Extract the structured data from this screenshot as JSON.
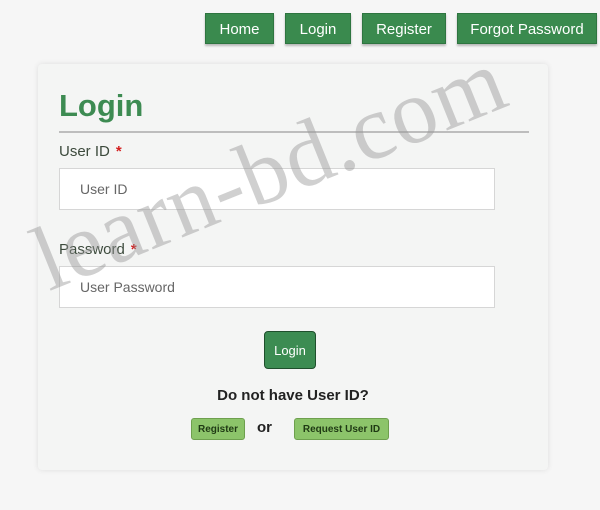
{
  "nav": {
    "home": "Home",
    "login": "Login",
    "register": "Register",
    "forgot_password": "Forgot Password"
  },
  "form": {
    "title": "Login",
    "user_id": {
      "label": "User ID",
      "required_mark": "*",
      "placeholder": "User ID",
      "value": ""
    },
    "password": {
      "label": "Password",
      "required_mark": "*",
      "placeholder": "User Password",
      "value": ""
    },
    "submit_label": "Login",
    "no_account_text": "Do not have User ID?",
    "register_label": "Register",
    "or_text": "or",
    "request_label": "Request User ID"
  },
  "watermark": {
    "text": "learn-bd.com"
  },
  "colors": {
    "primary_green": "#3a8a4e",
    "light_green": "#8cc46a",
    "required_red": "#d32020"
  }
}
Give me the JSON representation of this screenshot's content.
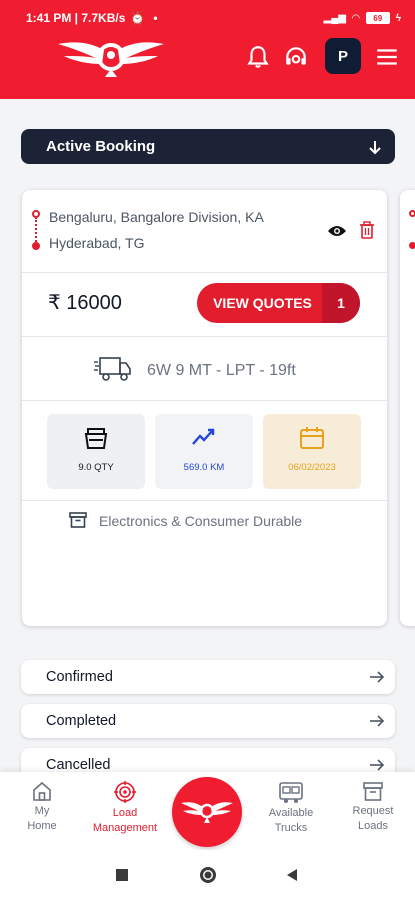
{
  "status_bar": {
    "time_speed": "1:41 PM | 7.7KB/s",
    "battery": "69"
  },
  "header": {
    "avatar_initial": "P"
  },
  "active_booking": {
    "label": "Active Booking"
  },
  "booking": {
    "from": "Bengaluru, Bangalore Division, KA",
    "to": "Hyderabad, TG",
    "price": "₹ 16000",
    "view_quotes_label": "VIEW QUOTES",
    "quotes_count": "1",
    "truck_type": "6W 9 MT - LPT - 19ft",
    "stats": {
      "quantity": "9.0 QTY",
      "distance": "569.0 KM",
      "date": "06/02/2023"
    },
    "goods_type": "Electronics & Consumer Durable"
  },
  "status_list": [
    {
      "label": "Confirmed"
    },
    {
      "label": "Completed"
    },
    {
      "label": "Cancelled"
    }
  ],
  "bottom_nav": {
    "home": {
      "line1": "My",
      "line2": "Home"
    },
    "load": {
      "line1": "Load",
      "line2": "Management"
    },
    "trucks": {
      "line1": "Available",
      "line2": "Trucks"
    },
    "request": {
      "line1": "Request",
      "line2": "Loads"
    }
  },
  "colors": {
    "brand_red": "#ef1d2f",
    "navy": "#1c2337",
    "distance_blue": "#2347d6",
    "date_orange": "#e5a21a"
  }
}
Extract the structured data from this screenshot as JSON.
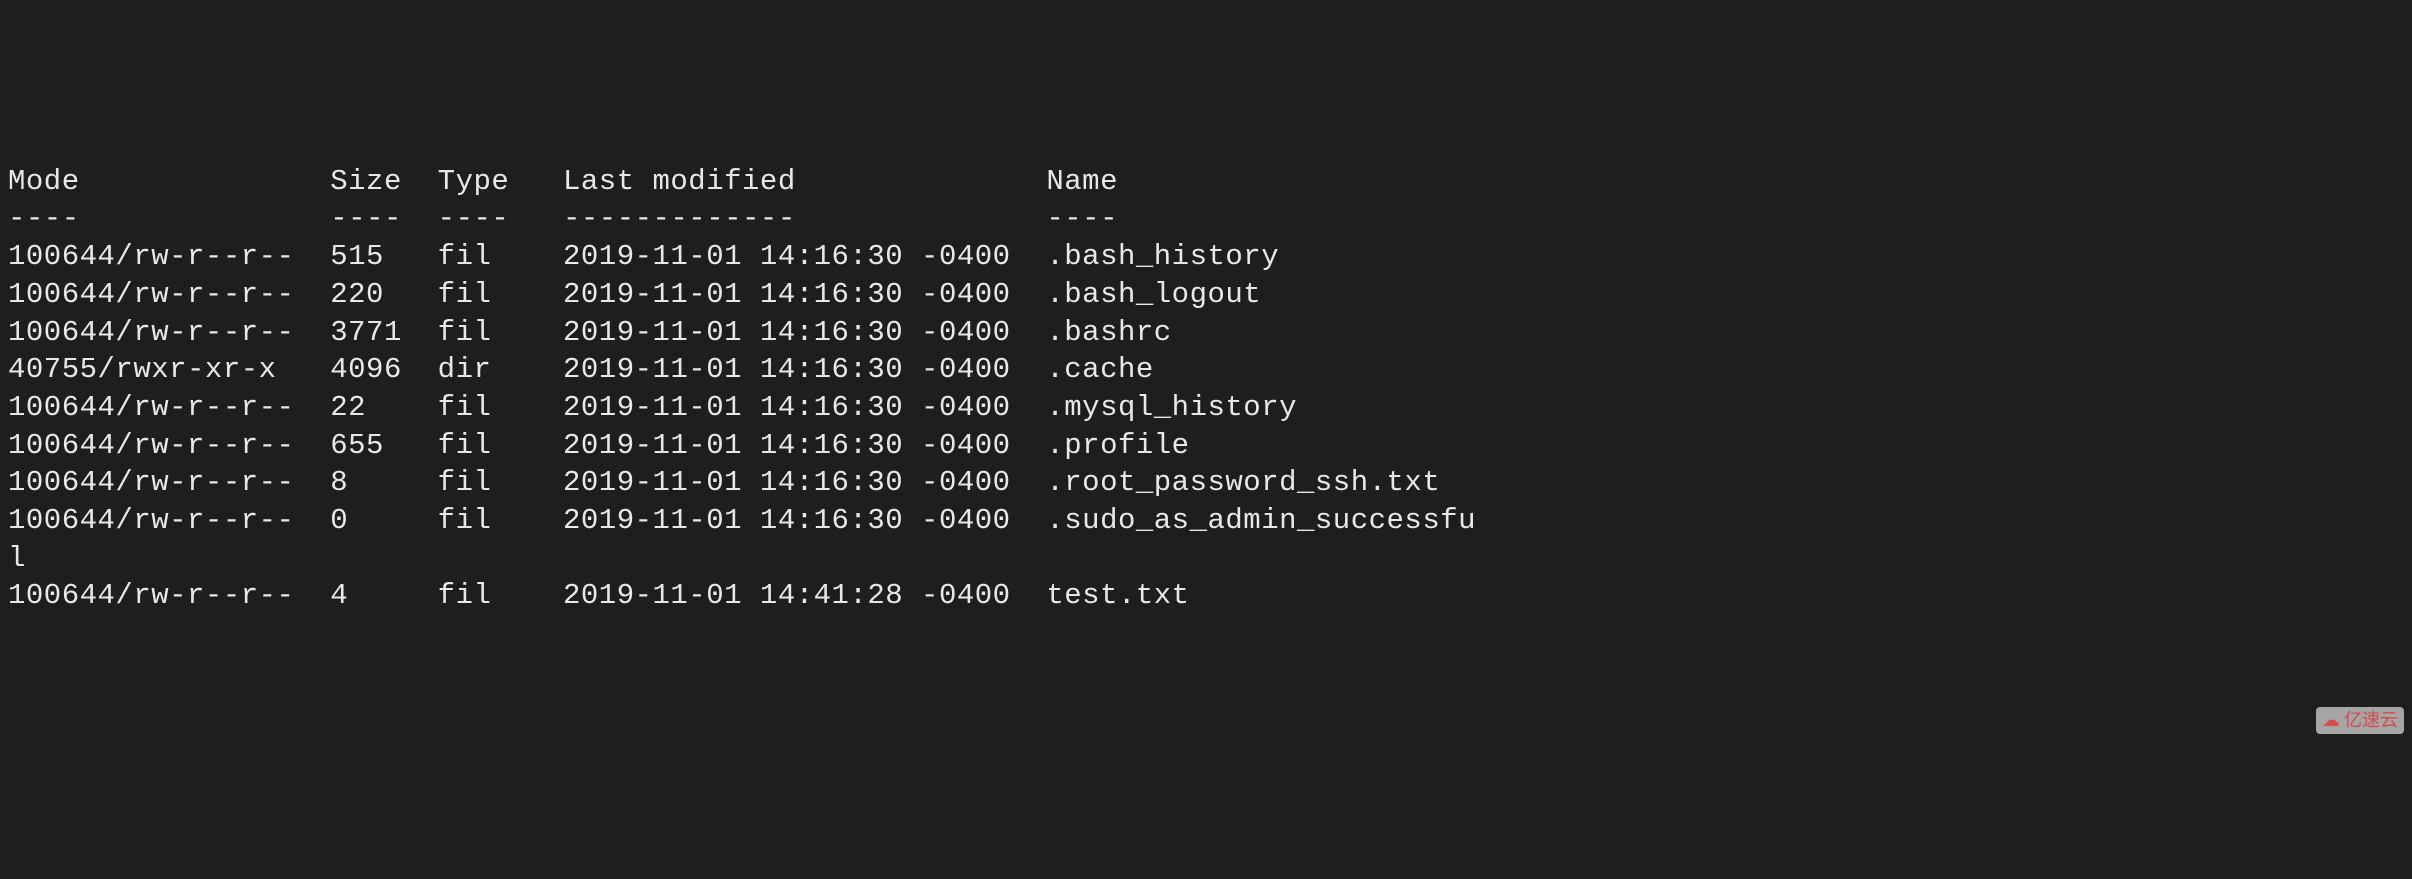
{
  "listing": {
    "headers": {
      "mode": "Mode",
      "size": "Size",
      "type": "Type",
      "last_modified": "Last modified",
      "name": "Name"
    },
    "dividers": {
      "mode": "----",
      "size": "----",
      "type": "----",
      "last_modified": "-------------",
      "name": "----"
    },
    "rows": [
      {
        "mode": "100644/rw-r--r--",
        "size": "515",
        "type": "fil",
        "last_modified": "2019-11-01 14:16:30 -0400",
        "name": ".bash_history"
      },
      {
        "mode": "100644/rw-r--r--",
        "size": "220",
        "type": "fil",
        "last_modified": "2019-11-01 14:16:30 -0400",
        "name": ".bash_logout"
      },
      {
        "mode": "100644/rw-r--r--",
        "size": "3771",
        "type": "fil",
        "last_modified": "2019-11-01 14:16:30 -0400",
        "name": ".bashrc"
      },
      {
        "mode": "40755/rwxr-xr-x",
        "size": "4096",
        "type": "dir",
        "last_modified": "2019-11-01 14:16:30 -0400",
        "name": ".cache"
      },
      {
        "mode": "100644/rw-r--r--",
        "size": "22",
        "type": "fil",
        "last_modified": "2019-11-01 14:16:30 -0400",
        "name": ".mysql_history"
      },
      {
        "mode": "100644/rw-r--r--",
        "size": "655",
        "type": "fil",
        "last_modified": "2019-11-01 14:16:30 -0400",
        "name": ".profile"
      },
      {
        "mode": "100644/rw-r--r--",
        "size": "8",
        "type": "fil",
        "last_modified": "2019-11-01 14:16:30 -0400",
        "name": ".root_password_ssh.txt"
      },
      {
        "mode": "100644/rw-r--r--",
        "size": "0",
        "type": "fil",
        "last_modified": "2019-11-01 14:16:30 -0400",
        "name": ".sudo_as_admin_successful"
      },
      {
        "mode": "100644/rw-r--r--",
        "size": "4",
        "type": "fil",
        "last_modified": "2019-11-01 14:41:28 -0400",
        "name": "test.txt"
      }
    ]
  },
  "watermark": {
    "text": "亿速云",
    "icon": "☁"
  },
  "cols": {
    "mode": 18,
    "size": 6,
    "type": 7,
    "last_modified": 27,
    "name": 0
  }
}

□ □ □ □

◆ **THE PROBLEM**:
Copy the listing over exactly, skipping the pictures it holds.

◆ **IN RESPONSE**:
Extract the structured data from this screenshot as JSON.
{
  "nav": {
    "home": "Home",
    "login": "Login",
    "register": "Register",
    "forgot_password": "Forgot Password"
  },
  "form": {
    "title": "Login",
    "user_id": {
      "label": "User ID",
      "required_mark": "*",
      "placeholder": "User ID",
      "value": ""
    },
    "password": {
      "label": "Password",
      "required_mark": "*",
      "placeholder": "User Password",
      "value": ""
    },
    "submit_label": "Login",
    "no_account_text": "Do not have User ID?",
    "register_label": "Register",
    "or_text": "or",
    "request_label": "Request User ID"
  },
  "watermark": {
    "text": "learn-bd.com"
  },
  "colors": {
    "primary_green": "#3a8a4e",
    "light_green": "#8cc46a",
    "required_red": "#d32020"
  }
}
Give me the JSON representation of this screenshot's content.
{
  "status_bar": {
    "time_speed": "1:41 PM | 7.7KB/s",
    "battery": "69"
  },
  "header": {
    "avatar_initial": "P"
  },
  "active_booking": {
    "label": "Active Booking"
  },
  "booking": {
    "from": "Bengaluru, Bangalore Division, KA",
    "to": "Hyderabad, TG",
    "price": "₹ 16000",
    "view_quotes_label": "VIEW QUOTES",
    "quotes_count": "1",
    "truck_type": "6W 9 MT - LPT - 19ft",
    "stats": {
      "quantity": "9.0 QTY",
      "distance": "569.0 KM",
      "date": "06/02/2023"
    },
    "goods_type": "Electronics & Consumer Durable"
  },
  "status_list": [
    {
      "label": "Confirmed"
    },
    {
      "label": "Completed"
    },
    {
      "label": "Cancelled"
    }
  ],
  "bottom_nav": {
    "home": {
      "line1": "My",
      "line2": "Home"
    },
    "load": {
      "line1": "Load",
      "line2": "Management"
    },
    "trucks": {
      "line1": "Available",
      "line2": "Trucks"
    },
    "request": {
      "line1": "Request",
      "line2": "Loads"
    }
  },
  "colors": {
    "brand_red": "#ef1d2f",
    "navy": "#1c2337",
    "distance_blue": "#2347d6",
    "date_orange": "#e5a21a"
  }
}
Extract the structured data from this screenshot as JSON.
{
  "listing": {
    "headers": {
      "mode": "Mode",
      "size": "Size",
      "type": "Type",
      "last_modified": "Last modified",
      "name": "Name"
    },
    "dividers": {
      "mode": "----",
      "size": "----",
      "type": "----",
      "last_modified": "-------------",
      "name": "----"
    },
    "rows": [
      {
        "mode": "100644/rw-r--r--",
        "size": "515",
        "type": "fil",
        "last_modified": "2019-11-01 14:16:30 -0400",
        "name": ".bash_history"
      },
      {
        "mode": "100644/rw-r--r--",
        "size": "220",
        "type": "fil",
        "last_modified": "2019-11-01 14:16:30 -0400",
        "name": ".bash_logout"
      },
      {
        "mode": "100644/rw-r--r--",
        "size": "3771",
        "type": "fil",
        "last_modified": "2019-11-01 14:16:30 -0400",
        "name": ".bashrc"
      },
      {
        "mode": "40755/rwxr-xr-x",
        "size": "4096",
        "type": "dir",
        "last_modified": "2019-11-01 14:16:30 -0400",
        "name": ".cache"
      },
      {
        "mode": "100644/rw-r--r--",
        "size": "22",
        "type": "fil",
        "last_modified": "2019-11-01 14:16:30 -0400",
        "name": ".mysql_history"
      },
      {
        "mode": "100644/rw-r--r--",
        "size": "655",
        "type": "fil",
        "last_modified": "2019-11-01 14:16:30 -0400",
        "name": ".profile"
      },
      {
        "mode": "100644/rw-r--r--",
        "size": "8",
        "type": "fil",
        "last_modified": "2019-11-01 14:16:30 -0400",
        "name": ".root_password_ssh.txt"
      },
      {
        "mode": "100644/rw-r--r--",
        "size": "0",
        "type": "fil",
        "last_modified": "2019-11-01 14:16:30 -0400",
        "name": ".sudo_as_admin_successful"
      },
      {
        "mode": "100644/rw-r--r--",
        "size": "4",
        "type": "fil",
        "last_modified": "2019-11-01 14:41:28 -0400",
        "name": "test.txt"
      }
    ]
  },
  "watermark": {
    "text": "亿速云",
    "icon": "☁"
  },
  "cols": {
    "mode": 18,
    "size": 6,
    "type": 7,
    "last_modified": 27,
    "name": 0
  }
}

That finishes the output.